Dettagli esercizio: Ripeti parola per parola l'intero testo su Monkey Island, senza cambiare nulla.

Documento:
■ ■ ■
Monkey Island
Settembre 1990. Le avventure grafiche stavano vivendo un’epoca d’oro e un grande titolo è entrato, come un fulmine a ciel sereno, nelle nostre vite, forse scombussolandole, forse smuovendo e ricalibrando l’idea stessa di videogioco. Oggi sono 32 anni, circa, da quando Guybrush Threepwood, un giovane smemorato sognatore che voleva essere un pirata, apparve sull’isola di Melée per iniziare la sua grande avventura e affrontare il malvagio capitano LeChuck. Come piace ricordare a me, The Secret of Monkey Island è nato senza troppe pretese, proponendo una modalità di gioco già esistente, non innovando completamente la categoria delle avventure grafiche. Ebbene, in pochissimo tempo il titolo è diventato un punto di riferimento per le stesse ed un videogioco cult. A renderlo particolarmente famoso ed a elevarlo rispetto a titoli dell’epoca furono la fantastica sceneggiatura, una caratterizzazione dei personaggi mai vista ed una colonna sonora senza tempo.
■ ■ ■
Elenco dei record:
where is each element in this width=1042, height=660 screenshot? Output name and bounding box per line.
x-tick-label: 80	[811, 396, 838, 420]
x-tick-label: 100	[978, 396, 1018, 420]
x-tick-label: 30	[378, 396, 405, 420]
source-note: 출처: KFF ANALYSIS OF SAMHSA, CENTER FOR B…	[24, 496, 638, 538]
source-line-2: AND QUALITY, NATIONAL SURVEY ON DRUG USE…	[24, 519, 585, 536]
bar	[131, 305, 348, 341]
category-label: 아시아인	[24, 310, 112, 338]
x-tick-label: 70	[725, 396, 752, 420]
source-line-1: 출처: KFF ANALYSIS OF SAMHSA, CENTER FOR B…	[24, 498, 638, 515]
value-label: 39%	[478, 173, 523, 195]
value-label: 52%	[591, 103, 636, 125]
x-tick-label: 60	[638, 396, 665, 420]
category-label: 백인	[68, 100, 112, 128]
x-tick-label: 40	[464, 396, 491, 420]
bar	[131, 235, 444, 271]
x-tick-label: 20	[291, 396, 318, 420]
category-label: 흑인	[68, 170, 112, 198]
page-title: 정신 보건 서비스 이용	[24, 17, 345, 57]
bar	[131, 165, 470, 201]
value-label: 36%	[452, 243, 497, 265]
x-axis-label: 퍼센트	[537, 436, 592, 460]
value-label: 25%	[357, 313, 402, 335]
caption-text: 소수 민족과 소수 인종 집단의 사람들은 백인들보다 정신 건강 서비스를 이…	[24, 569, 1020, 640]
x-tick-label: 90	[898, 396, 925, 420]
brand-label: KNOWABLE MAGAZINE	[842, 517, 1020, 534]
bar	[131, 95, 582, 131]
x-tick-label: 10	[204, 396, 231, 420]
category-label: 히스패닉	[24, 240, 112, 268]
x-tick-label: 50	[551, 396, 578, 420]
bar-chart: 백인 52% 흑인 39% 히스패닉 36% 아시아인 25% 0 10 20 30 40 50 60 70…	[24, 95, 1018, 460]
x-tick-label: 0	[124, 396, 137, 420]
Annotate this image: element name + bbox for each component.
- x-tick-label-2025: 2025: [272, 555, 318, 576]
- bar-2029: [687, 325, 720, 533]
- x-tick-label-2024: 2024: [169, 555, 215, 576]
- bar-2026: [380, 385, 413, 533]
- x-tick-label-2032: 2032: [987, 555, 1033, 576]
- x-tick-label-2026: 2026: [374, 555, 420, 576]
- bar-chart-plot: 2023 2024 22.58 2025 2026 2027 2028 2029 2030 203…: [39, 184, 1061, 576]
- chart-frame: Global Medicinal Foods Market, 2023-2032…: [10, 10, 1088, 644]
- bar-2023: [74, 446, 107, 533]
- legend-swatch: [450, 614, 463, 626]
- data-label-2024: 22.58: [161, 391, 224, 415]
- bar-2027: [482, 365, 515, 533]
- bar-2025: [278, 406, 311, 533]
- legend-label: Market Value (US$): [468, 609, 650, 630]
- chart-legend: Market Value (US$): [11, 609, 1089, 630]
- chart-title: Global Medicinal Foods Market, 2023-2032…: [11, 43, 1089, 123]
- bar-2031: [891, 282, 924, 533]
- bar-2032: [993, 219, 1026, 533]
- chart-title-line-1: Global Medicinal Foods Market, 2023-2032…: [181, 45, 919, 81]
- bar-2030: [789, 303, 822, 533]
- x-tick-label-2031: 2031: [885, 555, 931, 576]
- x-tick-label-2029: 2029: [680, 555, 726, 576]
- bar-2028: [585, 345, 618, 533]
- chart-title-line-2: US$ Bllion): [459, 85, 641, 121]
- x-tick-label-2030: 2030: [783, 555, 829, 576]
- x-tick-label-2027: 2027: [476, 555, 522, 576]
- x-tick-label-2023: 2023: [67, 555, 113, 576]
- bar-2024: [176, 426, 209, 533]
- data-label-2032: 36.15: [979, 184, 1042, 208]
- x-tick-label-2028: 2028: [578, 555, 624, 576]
■ ■ ■
Il risultato:
Monkey Island
Settembre 1990. Le avventure grafiche stavano vivendo un’epoca d’oro e un grande titolo è entrato, come un fulmine a ciel sereno, nelle nostre vite, forse scombussolandole, forse smuovendo e ricalibrando l’idea stessa di videogioco. Oggi sono 32 anni, circa, da quando Guybrush Threepwood, un giovane smemorato sognatore che voleva essere un pirata, apparve sull’isola di Melée per iniziare la sua grande avventura e affrontare il malvagio capitano LeChuck. Come piace ricordare a me, The Secret of Monkey Island è nato senza troppe pretese, proponendo una modalità di gioco già esistente, non innovando completamente la categoria delle avventure grafiche. Ebbene, in pochissimo tempo il titolo è diventato un punto di riferimento per le stesse ed un videogioco cult. A renderlo particolarmente famoso ed a elevarlo rispetto a titoli dell’epoca furono la fantastica sceneggiatura, una caratterizzazione dei personaggi mai vista ed una colonna sonora senza tempo.